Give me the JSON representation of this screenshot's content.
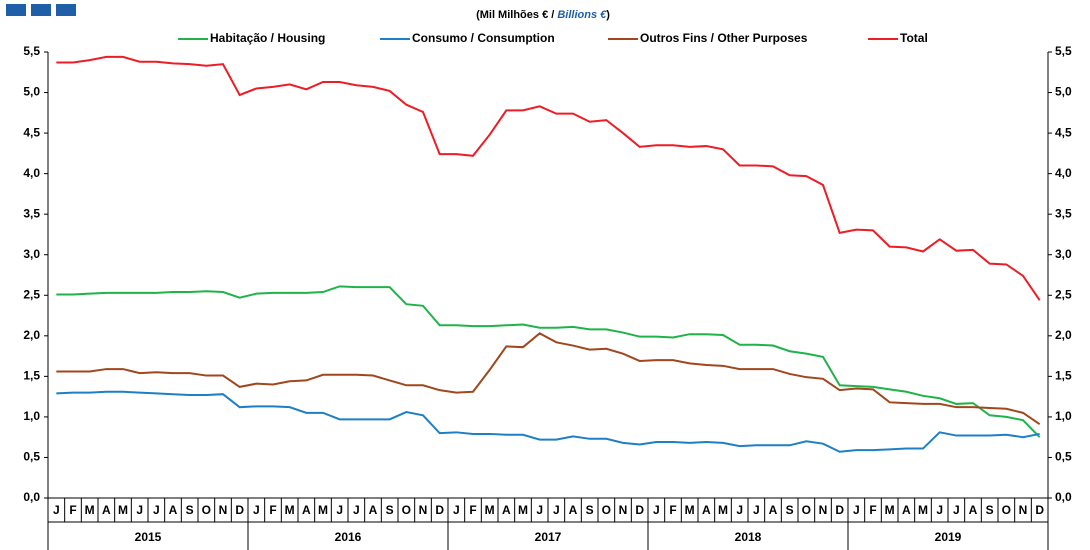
{
  "chart_data": {
    "type": "line",
    "subtitle": [
      "(Mil Milhões € / ",
      "Billions €",
      ")"
    ],
    "categories": [
      "J",
      "F",
      "M",
      "A",
      "M",
      "J",
      "J",
      "A",
      "S",
      "O",
      "N",
      "D",
      "J",
      "F",
      "M",
      "A",
      "M",
      "J",
      "J",
      "A",
      "S",
      "O",
      "N",
      "D",
      "J",
      "F",
      "M",
      "A",
      "M",
      "J",
      "J",
      "A",
      "S",
      "O",
      "N",
      "D",
      "J",
      "F",
      "M",
      "A",
      "M",
      "J",
      "J",
      "A",
      "S",
      "O",
      "N",
      "D",
      "J",
      "F",
      "M",
      "A",
      "M",
      "J",
      "J",
      "A",
      "S",
      "O",
      "N",
      "D"
    ],
    "years": [
      "2015",
      "2016",
      "2017",
      "2018",
      "2019"
    ],
    "series": [
      {
        "name": "Habitação / Housing",
        "color": "#1fb34a",
        "values": [
          2.51,
          2.51,
          2.52,
          2.53,
          2.53,
          2.53,
          2.53,
          2.54,
          2.54,
          2.55,
          2.54,
          2.47,
          2.52,
          2.53,
          2.53,
          2.53,
          2.54,
          2.61,
          2.6,
          2.6,
          2.6,
          2.39,
          2.37,
          2.13,
          2.13,
          2.12,
          2.12,
          2.13,
          2.14,
          2.1,
          2.1,
          2.11,
          2.08,
          2.08,
          2.04,
          1.99,
          1.99,
          1.98,
          2.02,
          2.02,
          2.01,
          1.89,
          1.89,
          1.88,
          1.81,
          1.78,
          1.74,
          1.39,
          1.38,
          1.37,
          1.34,
          1.31,
          1.26,
          1.23,
          1.16,
          1.17,
          1.02,
          1.0,
          0.96,
          0.75
        ]
      },
      {
        "name": "Consumo / Consumption",
        "color": "#1f7fc4",
        "values": [
          1.29,
          1.3,
          1.3,
          1.31,
          1.31,
          1.3,
          1.29,
          1.28,
          1.27,
          1.27,
          1.28,
          1.12,
          1.13,
          1.13,
          1.12,
          1.05,
          1.05,
          0.97,
          0.97,
          0.97,
          0.97,
          1.06,
          1.02,
          0.8,
          0.81,
          0.79,
          0.79,
          0.78,
          0.78,
          0.72,
          0.72,
          0.76,
          0.73,
          0.73,
          0.68,
          0.66,
          0.69,
          0.69,
          0.68,
          0.69,
          0.68,
          0.64,
          0.65,
          0.65,
          0.65,
          0.7,
          0.67,
          0.57,
          0.59,
          0.59,
          0.6,
          0.61,
          0.61,
          0.81,
          0.77,
          0.77,
          0.77,
          0.78,
          0.75,
          0.79
        ]
      },
      {
        "name": "Outros Fins / Other Purposes",
        "color": "#a0471c",
        "values": [
          1.56,
          1.56,
          1.56,
          1.59,
          1.59,
          1.54,
          1.55,
          1.54,
          1.54,
          1.51,
          1.51,
          1.37,
          1.41,
          1.4,
          1.44,
          1.45,
          1.52,
          1.52,
          1.52,
          1.51,
          1.45,
          1.39,
          1.39,
          1.33,
          1.3,
          1.31,
          1.58,
          1.87,
          1.86,
          2.03,
          1.92,
          1.88,
          1.83,
          1.84,
          1.78,
          1.69,
          1.7,
          1.7,
          1.66,
          1.64,
          1.63,
          1.59,
          1.59,
          1.59,
          1.53,
          1.49,
          1.47,
          1.33,
          1.35,
          1.34,
          1.18,
          1.17,
          1.16,
          1.16,
          1.12,
          1.12,
          1.11,
          1.1,
          1.05,
          0.91
        ]
      },
      {
        "name": "Total",
        "color": "#ee1c24",
        "values": [
          5.37,
          5.37,
          5.4,
          5.44,
          5.44,
          5.38,
          5.38,
          5.36,
          5.35,
          5.33,
          5.35,
          4.97,
          5.05,
          5.07,
          5.1,
          5.04,
          5.13,
          5.13,
          5.09,
          5.07,
          5.02,
          4.85,
          4.76,
          4.24,
          4.24,
          4.22,
          4.48,
          4.78,
          4.78,
          4.83,
          4.74,
          4.74,
          4.64,
          4.66,
          4.5,
          4.33,
          4.35,
          4.35,
          4.33,
          4.34,
          4.3,
          4.1,
          4.1,
          4.09,
          3.98,
          3.97,
          3.86,
          3.27,
          3.31,
          3.3,
          3.1,
          3.09,
          3.04,
          3.19,
          3.05,
          3.06,
          2.89,
          2.88,
          2.74,
          2.44
        ]
      }
    ],
    "ylim": [
      0,
      5.5
    ],
    "yticks": [
      {
        "value": 0,
        "label": "0,0"
      },
      {
        "value": 0.5,
        "label": "0,5"
      },
      {
        "value": 1,
        "label": "1,0"
      },
      {
        "value": 1.5,
        "label": "1,5"
      },
      {
        "value": 2,
        "label": "2,0"
      },
      {
        "value": 2.5,
        "label": "2,5"
      },
      {
        "value": 3,
        "label": "3,0"
      },
      {
        "value": 3.5,
        "label": "3,5"
      },
      {
        "value": 4,
        "label": "4,0"
      },
      {
        "value": 4.5,
        "label": "4,5"
      },
      {
        "value": 5,
        "label": "5,0"
      },
      {
        "value": 5.5,
        "label": "5,5"
      }
    ],
    "y2lim": [
      0,
      5.5
    ],
    "y2ticks": [
      {
        "value": 0,
        "label": "0,0"
      },
      {
        "value": 0.5,
        "label": "0,5"
      },
      {
        "value": 1,
        "label": "1,0"
      },
      {
        "value": 1.5,
        "label": "1,5"
      },
      {
        "value": 2,
        "label": "2,0"
      },
      {
        "value": 2.5,
        "label": "2,5"
      },
      {
        "value": 3,
        "label": "3,0"
      },
      {
        "value": 3.5,
        "label": "3,5"
      },
      {
        "value": 4,
        "label": "4,0"
      },
      {
        "value": 4.5,
        "label": "4,5"
      },
      {
        "value": 5,
        "label": "5,0"
      },
      {
        "value": 5.5,
        "label": "5,5"
      }
    ]
  }
}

§

Your copy should repeat each entry above exactly but contain no pictures.

Give me the JSON representation of this screenshot's content.
{
  "chart_data": {
    "type": "line",
    "subtitle": [
      "(Mil Milhões € / ",
      "Billions €",
      ")"
    ],
    "categories": [
      "J",
      "F",
      "M",
      "A",
      "M",
      "J",
      "J",
      "A",
      "S",
      "O",
      "N",
      "D",
      "J",
      "F",
      "M",
      "A",
      "M",
      "J",
      "J",
      "A",
      "S",
      "O",
      "N",
      "D",
      "J",
      "F",
      "M",
      "A",
      "M",
      "J",
      "J",
      "A",
      "S",
      "O",
      "N",
      "D",
      "J",
      "F",
      "M",
      "A",
      "M",
      "J",
      "J",
      "A",
      "S",
      "O",
      "N",
      "D",
      "J",
      "F",
      "M",
      "A",
      "M",
      "J",
      "J",
      "A",
      "S",
      "O",
      "N",
      "D"
    ],
    "years": [
      "2015",
      "2016",
      "2017",
      "2018",
      "2019"
    ],
    "series": [
      {
        "name": "Habitação / Housing",
        "color": "#1fb34a",
        "values": [
          2.51,
          2.51,
          2.52,
          2.53,
          2.53,
          2.53,
          2.53,
          2.54,
          2.54,
          2.55,
          2.54,
          2.47,
          2.52,
          2.53,
          2.53,
          2.53,
          2.54,
          2.61,
          2.6,
          2.6,
          2.6,
          2.39,
          2.37,
          2.13,
          2.13,
          2.12,
          2.12,
          2.13,
          2.14,
          2.1,
          2.1,
          2.11,
          2.08,
          2.08,
          2.04,
          1.99,
          1.99,
          1.98,
          2.02,
          2.02,
          2.01,
          1.89,
          1.89,
          1.88,
          1.81,
          1.78,
          1.74,
          1.39,
          1.38,
          1.37,
          1.34,
          1.31,
          1.26,
          1.23,
          1.16,
          1.17,
          1.02,
          1.0,
          0.96,
          0.75
        ]
      },
      {
        "name": "Consumo / Consumption",
        "color": "#1f7fc4",
        "values": [
          1.29,
          1.3,
          1.3,
          1.31,
          1.31,
          1.3,
          1.29,
          1.28,
          1.27,
          1.27,
          1.28,
          1.12,
          1.13,
          1.13,
          1.12,
          1.05,
          1.05,
          0.97,
          0.97,
          0.97,
          0.97,
          1.06,
          1.02,
          0.8,
          0.81,
          0.79,
          0.79,
          0.78,
          0.78,
          0.72,
          0.72,
          0.76,
          0.73,
          0.73,
          0.68,
          0.66,
          0.69,
          0.69,
          0.68,
          0.69,
          0.68,
          0.64,
          0.65,
          0.65,
          0.65,
          0.7,
          0.67,
          0.57,
          0.59,
          0.59,
          0.6,
          0.61,
          0.61,
          0.81,
          0.77,
          0.77,
          0.77,
          0.78,
          0.75,
          0.79
        ]
      },
      {
        "name": "Outros Fins / Other Purposes",
        "color": "#a0471c",
        "values": [
          1.56,
          1.56,
          1.56,
          1.59,
          1.59,
          1.54,
          1.55,
          1.54,
          1.54,
          1.51,
          1.51,
          1.37,
          1.41,
          1.4,
          1.44,
          1.45,
          1.52,
          1.52,
          1.52,
          1.51,
          1.45,
          1.39,
          1.39,
          1.33,
          1.3,
          1.31,
          1.58,
          1.87,
          1.86,
          2.03,
          1.92,
          1.88,
          1.83,
          1.84,
          1.78,
          1.69,
          1.7,
          1.7,
          1.66,
          1.64,
          1.63,
          1.59,
          1.59,
          1.59,
          1.53,
          1.49,
          1.47,
          1.33,
          1.35,
          1.34,
          1.18,
          1.17,
          1.16,
          1.16,
          1.12,
          1.12,
          1.11,
          1.1,
          1.05,
          0.91
        ]
      },
      {
        "name": "Total",
        "color": "#ee1c24",
        "values": [
          5.37,
          5.37,
          5.4,
          5.44,
          5.44,
          5.38,
          5.38,
          5.36,
          5.35,
          5.33,
          5.35,
          4.97,
          5.05,
          5.07,
          5.1,
          5.04,
          5.13,
          5.13,
          5.09,
          5.07,
          5.02,
          4.85,
          4.76,
          4.24,
          4.24,
          4.22,
          4.48,
          4.78,
          4.78,
          4.83,
          4.74,
          4.74,
          4.64,
          4.66,
          4.5,
          4.33,
          4.35,
          4.35,
          4.33,
          4.34,
          4.3,
          4.1,
          4.1,
          4.09,
          3.98,
          3.97,
          3.86,
          3.27,
          3.31,
          3.3,
          3.1,
          3.09,
          3.04,
          3.19,
          3.05,
          3.06,
          2.89,
          2.88,
          2.74,
          2.44
        ]
      }
    ],
    "ylim": [
      0,
      5.5
    ],
    "yticks": [
      {
        "value": 0,
        "label": "0,0"
      },
      {
        "value": 0.5,
        "label": "0,5"
      },
      {
        "value": 1,
        "label": "1,0"
      },
      {
        "value": 1.5,
        "label": "1,5"
      },
      {
        "value": 2,
        "label": "2,0"
      },
      {
        "value": 2.5,
        "label": "2,5"
      },
      {
        "value": 3,
        "label": "3,0"
      },
      {
        "value": 3.5,
        "label": "3,5"
      },
      {
        "value": 4,
        "label": "4,0"
      },
      {
        "value": 4.5,
        "label": "4,5"
      },
      {
        "value": 5,
        "label": "5,0"
      },
      {
        "value": 5.5,
        "label": "5,5"
      }
    ],
    "y2lim": [
      0,
      5.5
    ],
    "y2ticks": [
      {
        "value": 0,
        "label": "0,0"
      },
      {
        "value": 0.5,
        "label": "0,5"
      },
      {
        "value": 1,
        "label": "1,0"
      },
      {
        "value": 1.5,
        "label": "1,5"
      },
      {
        "value": 2,
        "label": "2,0"
      },
      {
        "value": 2.5,
        "label": "2,5"
      },
      {
        "value": 3,
        "label": "3,0"
      },
      {
        "value": 3.5,
        "label": "3,5"
      },
      {
        "value": 4,
        "label": "4,0"
      },
      {
        "value": 4.5,
        "label": "4,5"
      },
      {
        "value": 5,
        "label": "5,0"
      },
      {
        "value": 5.5,
        "label": "5,5"
      }
    ]
  }
}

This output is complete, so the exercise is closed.